• _Goal_: Print the entries in full, word for word, but not the pictures.

Records excerpted from a collection:
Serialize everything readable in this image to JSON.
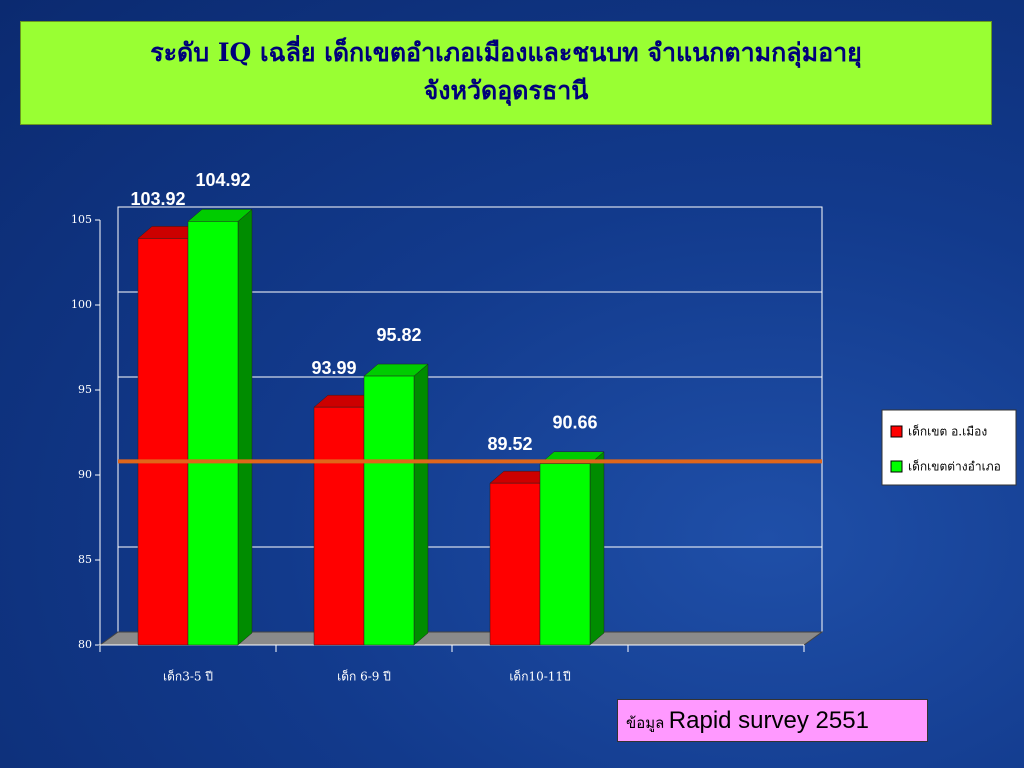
{
  "header": {
    "title": [
      "ระดับ IQ เฉลี่ย เด็กเขตอำเภอเมืองและชนบท  จำแนกตามกลุ่มอายุ",
      "จังหวัดอุดรธานี"
    ]
  },
  "chart_data": {
    "type": "bar3d",
    "categories": [
      "เด็ก3-5 ปี",
      "เด็ก 6-9 ปี",
      "เด็ก10-11ปี",
      null
    ],
    "series": [
      {
        "name": "เด็กเขต อ.เมือง",
        "color": "#ff0000",
        "values": [
          103.92,
          93.99,
          89.52,
          null
        ]
      },
      {
        "name": "เด็กเขตต่างอำเภอ",
        "color": "#00ff00",
        "values": [
          104.92,
          95.82,
          90.66,
          null
        ]
      }
    ],
    "ylim": [
      80,
      105
    ],
    "yticks": [
      80,
      85,
      90,
      95,
      100,
      105
    ],
    "grid": true,
    "reference_line": {
      "value": 90.8,
      "color": "#e0661a"
    },
    "legend": "right"
  },
  "source": {
    "label": "ข้อมูล",
    "text": "Rapid survey 2551"
  }
}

• _Exercise result_:
Serialize everything readable in this image to JSON.
{
  "header": {
    "title": [
      "ระดับ IQ เฉลี่ย เด็กเขตอำเภอเมืองและชนบท  จำแนกตามกลุ่มอายุ",
      "จังหวัดอุดรธานี"
    ]
  },
  "chart_data": {
    "type": "bar3d",
    "categories": [
      "เด็ก3-5 ปี",
      "เด็ก 6-9 ปี",
      "เด็ก10-11ปี",
      null
    ],
    "series": [
      {
        "name": "เด็กเขต อ.เมือง",
        "color": "#ff0000",
        "values": [
          103.92,
          93.99,
          89.52,
          null
        ]
      },
      {
        "name": "เด็กเขตต่างอำเภอ",
        "color": "#00ff00",
        "values": [
          104.92,
          95.82,
          90.66,
          null
        ]
      }
    ],
    "ylim": [
      80,
      105
    ],
    "yticks": [
      80,
      85,
      90,
      95,
      100,
      105
    ],
    "grid": true,
    "reference_line": {
      "value": 90.8,
      "color": "#e0661a"
    },
    "legend": "right"
  },
  "source": {
    "label": "ข้อมูล",
    "text": "Rapid survey 2551"
  }
}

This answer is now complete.